Provided data:
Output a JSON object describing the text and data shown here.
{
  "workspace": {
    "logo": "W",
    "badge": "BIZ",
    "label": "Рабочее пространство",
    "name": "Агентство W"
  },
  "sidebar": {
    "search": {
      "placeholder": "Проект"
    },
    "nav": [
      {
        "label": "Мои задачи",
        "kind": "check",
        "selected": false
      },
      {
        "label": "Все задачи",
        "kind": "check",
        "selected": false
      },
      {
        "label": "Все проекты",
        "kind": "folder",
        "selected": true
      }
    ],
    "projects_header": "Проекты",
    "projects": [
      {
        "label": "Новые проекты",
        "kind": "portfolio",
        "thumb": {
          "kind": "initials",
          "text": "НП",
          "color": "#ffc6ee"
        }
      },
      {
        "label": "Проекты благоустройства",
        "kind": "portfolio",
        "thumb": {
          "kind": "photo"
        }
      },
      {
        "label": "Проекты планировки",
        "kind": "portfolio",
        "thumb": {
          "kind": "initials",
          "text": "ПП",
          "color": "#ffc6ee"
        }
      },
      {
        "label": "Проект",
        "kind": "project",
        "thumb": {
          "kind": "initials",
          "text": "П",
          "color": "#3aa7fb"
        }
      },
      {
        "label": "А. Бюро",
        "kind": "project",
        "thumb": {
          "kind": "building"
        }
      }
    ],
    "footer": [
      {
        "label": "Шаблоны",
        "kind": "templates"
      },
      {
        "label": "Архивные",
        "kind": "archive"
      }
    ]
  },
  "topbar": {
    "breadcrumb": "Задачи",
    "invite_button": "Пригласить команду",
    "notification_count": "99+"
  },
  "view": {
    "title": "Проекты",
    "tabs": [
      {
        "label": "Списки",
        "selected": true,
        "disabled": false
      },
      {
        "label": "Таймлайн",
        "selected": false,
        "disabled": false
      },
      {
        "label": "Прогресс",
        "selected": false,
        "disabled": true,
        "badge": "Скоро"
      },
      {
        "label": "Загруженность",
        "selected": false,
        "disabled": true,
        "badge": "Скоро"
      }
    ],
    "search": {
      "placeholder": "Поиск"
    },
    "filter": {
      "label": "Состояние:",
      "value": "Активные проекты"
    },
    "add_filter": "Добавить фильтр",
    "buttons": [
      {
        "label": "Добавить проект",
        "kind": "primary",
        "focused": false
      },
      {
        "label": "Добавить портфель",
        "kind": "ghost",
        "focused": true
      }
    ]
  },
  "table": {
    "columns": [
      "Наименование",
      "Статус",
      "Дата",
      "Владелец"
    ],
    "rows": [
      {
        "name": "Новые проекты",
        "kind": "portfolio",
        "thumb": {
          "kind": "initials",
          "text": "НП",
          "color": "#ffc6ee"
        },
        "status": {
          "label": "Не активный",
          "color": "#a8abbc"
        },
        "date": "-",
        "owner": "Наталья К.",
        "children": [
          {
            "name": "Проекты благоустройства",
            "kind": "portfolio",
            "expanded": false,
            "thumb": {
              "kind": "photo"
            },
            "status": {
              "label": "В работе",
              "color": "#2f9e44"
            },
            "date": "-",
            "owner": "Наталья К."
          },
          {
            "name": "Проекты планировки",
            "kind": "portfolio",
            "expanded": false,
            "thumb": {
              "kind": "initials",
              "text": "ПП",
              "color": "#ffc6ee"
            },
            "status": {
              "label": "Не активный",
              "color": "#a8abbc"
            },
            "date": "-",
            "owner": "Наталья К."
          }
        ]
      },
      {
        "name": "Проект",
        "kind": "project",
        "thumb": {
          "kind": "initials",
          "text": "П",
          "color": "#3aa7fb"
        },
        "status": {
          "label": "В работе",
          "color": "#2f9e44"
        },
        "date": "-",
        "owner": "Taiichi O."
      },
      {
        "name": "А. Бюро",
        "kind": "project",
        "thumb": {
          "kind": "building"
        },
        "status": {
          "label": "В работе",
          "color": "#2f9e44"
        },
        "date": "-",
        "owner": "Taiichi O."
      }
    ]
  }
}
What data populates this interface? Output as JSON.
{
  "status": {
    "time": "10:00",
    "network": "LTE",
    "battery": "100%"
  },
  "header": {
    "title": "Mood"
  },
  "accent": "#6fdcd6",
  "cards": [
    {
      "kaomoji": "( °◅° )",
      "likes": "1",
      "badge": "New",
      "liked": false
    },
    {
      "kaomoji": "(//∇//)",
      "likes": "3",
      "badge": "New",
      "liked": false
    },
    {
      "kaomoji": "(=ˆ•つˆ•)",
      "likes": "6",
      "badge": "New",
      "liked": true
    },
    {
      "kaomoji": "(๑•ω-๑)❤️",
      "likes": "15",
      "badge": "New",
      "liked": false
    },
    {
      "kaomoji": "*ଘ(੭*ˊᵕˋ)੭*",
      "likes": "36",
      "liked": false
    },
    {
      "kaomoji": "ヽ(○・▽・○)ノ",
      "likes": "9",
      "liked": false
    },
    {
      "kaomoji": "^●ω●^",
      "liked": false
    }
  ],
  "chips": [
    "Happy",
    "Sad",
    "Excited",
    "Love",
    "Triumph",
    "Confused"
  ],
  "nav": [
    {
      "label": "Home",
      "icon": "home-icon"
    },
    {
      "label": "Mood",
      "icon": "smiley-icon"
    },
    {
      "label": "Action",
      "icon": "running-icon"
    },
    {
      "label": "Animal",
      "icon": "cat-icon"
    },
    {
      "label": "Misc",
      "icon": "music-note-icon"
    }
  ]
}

What to do: Take the material above and return all of it exactly.

Answer below:
Output a JSON object describing the text and data shown here.
{
  "workspace": {
    "logo": "W",
    "badge": "BIZ",
    "label": "Рабочее пространство",
    "name": "Агентство W"
  },
  "sidebar": {
    "search": {
      "placeholder": "Проект"
    },
    "nav": [
      {
        "label": "Мои задачи",
        "kind": "check",
        "selected": false
      },
      {
        "label": "Все задачи",
        "kind": "check",
        "selected": false
      },
      {
        "label": "Все проекты",
        "kind": "folder",
        "selected": true
      }
    ],
    "projects_header": "Проекты",
    "projects": [
      {
        "label": "Новые проекты",
        "kind": "portfolio",
        "thumb": {
          "kind": "initials",
          "text": "НП",
          "color": "#ffc6ee"
        }
      },
      {
        "label": "Проекты благоустройства",
        "kind": "portfolio",
        "thumb": {
          "kind": "photo"
        }
      },
      {
        "label": "Проекты планировки",
        "kind": "portfolio",
        "thumb": {
          "kind": "initials",
          "text": "ПП",
          "color": "#ffc6ee"
        }
      },
      {
        "label": "Проект",
        "kind": "project",
        "thumb": {
          "kind": "initials",
          "text": "П",
          "color": "#3aa7fb"
        }
      },
      {
        "label": "А. Бюро",
        "kind": "project",
        "thumb": {
          "kind": "building"
        }
      }
    ],
    "footer": [
      {
        "label": "Шаблоны",
        "kind": "templates"
      },
      {
        "label": "Архивные",
        "kind": "archive"
      }
    ]
  },
  "topbar": {
    "breadcrumb": "Задачи",
    "invite_button": "Пригласить команду",
    "notification_count": "99+"
  },
  "view": {
    "title": "Проекты",
    "tabs": [
      {
        "label": "Списки",
        "selected": true,
        "disabled": false
      },
      {
        "label": "Таймлайн",
        "selected": false,
        "disabled": false
      },
      {
        "label": "Прогресс",
        "selected": false,
        "disabled": true,
        "badge": "Скоро"
      },
      {
        "label": "Загруженность",
        "selected": false,
        "disabled": true,
        "badge": "Скоро"
      }
    ],
    "search": {
      "placeholder": "Поиск"
    },
    "filter": {
      "label": "Состояние:",
      "value": "Активные проекты"
    },
    "add_filter": "Добавить фильтр",
    "buttons": [
      {
        "label": "Добавить проект",
        "kind": "primary",
        "focused": false
      },
      {
        "label": "Добавить портфель",
        "kind": "ghost",
        "focused": true
      }
    ]
  },
  "table": {
    "columns": [
      "Наименование",
      "Статус",
      "Дата",
      "Владелец"
    ],
    "rows": [
      {
        "name": "Новые проекты",
        "kind": "portfolio",
        "thumb": {
          "kind": "initials",
          "text": "НП",
          "color": "#ffc6ee"
        },
        "status": {
          "label": "Не активный",
          "color": "#a8abbc"
        },
        "date": "-",
        "owner": "Наталья К.",
        "children": [
          {
            "name": "Проекты благоустройства",
            "kind": "portfolio",
            "expanded": false,
            "thumb": {
              "kind": "photo"
            },
            "status": {
              "label": "В работе",
              "color": "#2f9e44"
            },
            "date": "-",
            "owner": "Наталья К."
          },
          {
            "name": "Проекты планировки",
            "kind": "portfolio",
            "expanded": false,
            "thumb": {
              "kind": "initials",
              "text": "ПП",
              "color": "#ffc6ee"
            },
            "status": {
              "label": "Не активный",
              "color": "#a8abbc"
            },
            "date": "-",
            "owner": "Наталья К."
          }
        ]
      },
      {
        "name": "Проект",
        "kind": "project",
        "thumb": {
          "kind": "initials",
          "text": "П",
          "color": "#3aa7fb"
        },
        "status": {
          "label": "В работе",
          "color": "#2f9e44"
        },
        "date": "-",
        "owner": "Taiichi O."
      },
      {
        "name": "А. Бюро",
        "kind": "project",
        "thumb": {
          "kind": "building"
        },
        "status": {
          "label": "В работе",
          "color": "#2f9e44"
        },
        "date": "-",
        "owner": "Taiichi O."
      }
    ]
  }
}
What data populates this interface? Output as JSON.
{
  "status": {
    "time": "10:00",
    "network": "LTE",
    "battery": "100%"
  },
  "header": {
    "title": "Mood"
  },
  "accent": "#6fdcd6",
  "cards": [
    {
      "kaomoji": "( °◅° )",
      "likes": "1",
      "badge": "New",
      "liked": false
    },
    {
      "kaomoji": "(//∇//)",
      "likes": "3",
      "badge": "New",
      "liked": false
    },
    {
      "kaomoji": "(=ˆ•つˆ•)",
      "likes": "6",
      "badge": "New",
      "liked": true
    },
    {
      "kaomoji": "(๑•ω-๑)❤️",
      "likes": "15",
      "badge": "New",
      "liked": false
    },
    {
      "kaomoji": "*ଘ(੭*ˊᵕˋ)੭*",
      "likes": "36",
      "liked": false
    },
    {
      "kaomoji": "ヽ(○・▽・○)ノ",
      "likes": "9",
      "liked": false
    },
    {
      "kaomoji": "^●ω●^",
      "liked": false
    }
  ],
  "chips": [
    "Happy",
    "Sad",
    "Excited",
    "Love",
    "Triumph",
    "Confused"
  ],
  "nav": [
    {
      "label": "Home",
      "icon": "home-icon"
    },
    {
      "label": "Mood",
      "icon": "smiley-icon"
    },
    {
      "label": "Action",
      "icon": "running-icon"
    },
    {
      "label": "Animal",
      "icon": "cat-icon"
    },
    {
      "label": "Misc",
      "icon": "music-note-icon"
    }
  ]
}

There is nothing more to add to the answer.